- **DO THIS**
Format every line of the entries below as a Markdown table with two columns, "No." for the row number and "Text" for the line itself. Leave out any blank lines.
** begin DATA FOR THIS TASK **
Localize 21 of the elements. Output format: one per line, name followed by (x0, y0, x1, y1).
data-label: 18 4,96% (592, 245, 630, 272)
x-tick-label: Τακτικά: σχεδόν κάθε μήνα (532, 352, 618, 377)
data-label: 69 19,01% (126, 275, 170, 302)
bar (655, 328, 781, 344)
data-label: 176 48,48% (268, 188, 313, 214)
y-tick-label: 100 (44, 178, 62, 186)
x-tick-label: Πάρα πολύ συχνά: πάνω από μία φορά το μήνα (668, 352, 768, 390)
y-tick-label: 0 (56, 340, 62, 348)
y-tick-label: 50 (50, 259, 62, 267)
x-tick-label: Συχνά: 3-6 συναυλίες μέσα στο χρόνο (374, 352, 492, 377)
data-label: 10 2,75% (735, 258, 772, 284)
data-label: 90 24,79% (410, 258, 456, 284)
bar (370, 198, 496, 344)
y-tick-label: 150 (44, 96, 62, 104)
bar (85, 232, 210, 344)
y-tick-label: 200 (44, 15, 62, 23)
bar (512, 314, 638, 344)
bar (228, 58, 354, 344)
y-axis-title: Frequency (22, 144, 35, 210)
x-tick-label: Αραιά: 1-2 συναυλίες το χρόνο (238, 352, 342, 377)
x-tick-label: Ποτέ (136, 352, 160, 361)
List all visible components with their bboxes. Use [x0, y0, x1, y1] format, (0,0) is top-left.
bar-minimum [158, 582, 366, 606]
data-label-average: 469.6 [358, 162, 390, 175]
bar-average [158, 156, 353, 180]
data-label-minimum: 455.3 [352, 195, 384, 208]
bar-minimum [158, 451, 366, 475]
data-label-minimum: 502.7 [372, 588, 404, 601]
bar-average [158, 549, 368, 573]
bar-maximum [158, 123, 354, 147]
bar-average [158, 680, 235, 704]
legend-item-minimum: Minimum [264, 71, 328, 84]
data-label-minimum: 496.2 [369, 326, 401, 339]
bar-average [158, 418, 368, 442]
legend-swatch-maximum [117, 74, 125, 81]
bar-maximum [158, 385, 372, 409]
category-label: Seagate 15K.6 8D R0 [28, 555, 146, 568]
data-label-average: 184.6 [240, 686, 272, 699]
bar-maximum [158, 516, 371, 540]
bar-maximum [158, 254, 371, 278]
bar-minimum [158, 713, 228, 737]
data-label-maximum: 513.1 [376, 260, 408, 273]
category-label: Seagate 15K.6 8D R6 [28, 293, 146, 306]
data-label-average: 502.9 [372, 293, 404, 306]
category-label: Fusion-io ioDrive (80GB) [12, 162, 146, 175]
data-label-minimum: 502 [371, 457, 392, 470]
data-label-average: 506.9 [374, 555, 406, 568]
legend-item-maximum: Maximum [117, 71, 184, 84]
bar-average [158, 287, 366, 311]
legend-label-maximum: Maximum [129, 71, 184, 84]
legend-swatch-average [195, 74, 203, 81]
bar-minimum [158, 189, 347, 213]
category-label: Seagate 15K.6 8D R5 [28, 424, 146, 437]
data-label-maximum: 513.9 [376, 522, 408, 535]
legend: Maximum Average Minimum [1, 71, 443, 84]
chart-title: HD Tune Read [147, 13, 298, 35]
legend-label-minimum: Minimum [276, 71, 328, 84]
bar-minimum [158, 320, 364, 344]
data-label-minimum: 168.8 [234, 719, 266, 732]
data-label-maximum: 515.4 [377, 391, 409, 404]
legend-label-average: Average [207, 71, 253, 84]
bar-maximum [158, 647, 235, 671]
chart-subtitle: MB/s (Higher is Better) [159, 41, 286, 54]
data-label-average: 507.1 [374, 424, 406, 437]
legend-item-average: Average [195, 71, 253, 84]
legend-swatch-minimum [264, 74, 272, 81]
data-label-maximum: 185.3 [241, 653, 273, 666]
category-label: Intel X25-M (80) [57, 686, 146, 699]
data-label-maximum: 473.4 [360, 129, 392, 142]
** end DATA FOR THIS TASK **
- **THE ANSWER**
| No. | Text |
|---|---|
| 1 | Localize 21 of the elements. Output format: one per line, name followed by (x0, y0, x1, y1). |
| 2 | data-label: 18 4,96% (592, 245, 630, 272) |
| 3 | x-tick-label: Τακτικά: σχεδόν κάθε μήνα (532, 352, 618, 377) |
| 4 | data-label: 69 19,01% (126, 275, 170, 302) |
| 5 | bar (655, 328, 781, 344) |
| 6 | data-label: 176 48,48% (268, 188, 313, 214) |
| 7 | y-tick-label: 100 (44, 178, 62, 186) |
| 8 | x-tick-label: Πάρα πολύ συχνά: πάνω από μία φορά το μήνα (668, 352, 768, 390) |
| 9 | y-tick-label: 0 (56, 340, 62, 348) |
| 10 | y-tick-label: 50 (50, 259, 62, 267) |
| 11 | x-tick-label: Συχνά: 3-6 συναυλίες μέσα στο χρόνο (374, 352, 492, 377) |
| 12 | data-label: 10 2,75% (735, 258, 772, 284) |
| 13 | data-label: 90 24,79% (410, 258, 456, 284) |
| 14 | bar (370, 198, 496, 344) |
| 15 | y-tick-label: 150 (44, 96, 62, 104) |
| 16 | bar (85, 232, 210, 344) |
| 17 | y-tick-label: 200 (44, 15, 62, 23) |
| 18 | bar (512, 314, 638, 344) |
| 19 | bar (228, 58, 354, 344) |
| 20 | y-axis-title: Frequency (22, 144, 35, 210) |
| 21 | x-tick-label: Αραιά: 1-2 συναυλίες το χρόνο (238, 352, 342, 377) |
| 22 | x-tick-label: Ποτέ (136, 352, 160, 361) |
| 23 | List all visible components with their bboxes. Use [x0, y0, x1, y1] format, (0,0) is top-left. |
| 24 | bar-minimum [158, 582, 366, 606] |
| 25 | data-label-average: 469.6 [358, 162, 390, 175] |
| 26 | bar-average [158, 156, 353, 180] |
| 27 | data-label-minimum: 455.3 [352, 195, 384, 208] |
| 28 | bar-minimum [158, 451, 366, 475] |
| 29 | data-label-minimum: 502.7 [372, 588, 404, 601] |
| 30 | bar-average [158, 549, 368, 573] |
| 31 | bar-maximum [158, 123, 354, 147] |
| 32 | bar-average [158, 680, 235, 704] |
| 33 | legend-item-minimum: Minimum [264, 71, 328, 84] |
| 34 | data-label-minimum: 496.2 [369, 326, 401, 339] |
| 35 | bar-average [158, 418, 368, 442] |
| 36 | legend-swatch-maximum [117, 74, 125, 81] |
| 37 | bar-maximum [158, 385, 372, 409] |
| 38 | category-label: Seagate 15K.6 8D R0 [28, 555, 146, 568] |
| 39 | data-label-average: 184.6 [240, 686, 272, 699] |
| 40 | bar-maximum [158, 516, 371, 540] |
| 41 | bar-maximum [158, 254, 371, 278] |
| 42 | bar-minimum [158, 713, 228, 737] |
| 43 | data-label-maximum: 513.1 [376, 260, 408, 273] |
| 44 | category-label: Seagate 15K.6 8D R6 [28, 293, 146, 306] |
| 45 | data-label-average: 502.9 [372, 293, 404, 306] |
| 46 | category-label: Fusion-io ioDrive (80GB) [12, 162, 146, 175] |
| 47 | data-label-minimum: 502 [371, 457, 392, 470] |
| 48 | data-label-average: 506.9 [374, 555, 406, 568] |
| 49 | legend-item-maximum: Maximum [117, 71, 184, 84] |
| 50 | bar-average [158, 287, 366, 311] |
| 51 | legend-label-maximum: Maximum [129, 71, 184, 84] |
| 52 | legend-swatch-average [195, 74, 203, 81] |
| 53 | bar-minimum [158, 189, 347, 213] |
| 54 | category-label: Seagate 15K.6 8D R5 [28, 424, 146, 437] |
| 55 | data-label-maximum: 513.9 [376, 522, 408, 535] |
| 56 | legend: Maximum Average Minimum [1, 71, 443, 84] |
| 57 | chart-title: HD Tune Read [147, 13, 298, 35] |
| 58 | legend-label-minimum: Minimum [276, 71, 328, 84] |
| 59 | bar-minimum [158, 320, 364, 344] |
| 60 | data-label-minimum: 168.8 [234, 719, 266, 732] |
| 61 | data-label-maximum: 515.4 [377, 391, 409, 404] |
| 62 | legend-label-average: Average [207, 71, 253, 84] |
| 63 | bar-maximum [158, 647, 235, 671] |
| 64 | chart-subtitle: MB/s (Higher is Better) [159, 41, 286, 54] |
| 65 | data-label-average: 507.1 [374, 424, 406, 437] |
| 66 | legend-item-average: Average [195, 71, 253, 84] |
| 67 | legend-swatch-minimum [264, 74, 272, 81] |
| 68 | data-label-maximum: 185.3 [241, 653, 273, 666] |
| 69 | category-label: Intel X25-M (80) [57, 686, 146, 699] |
| 70 | data-label-maximum: 473.4 [360, 129, 392, 142] |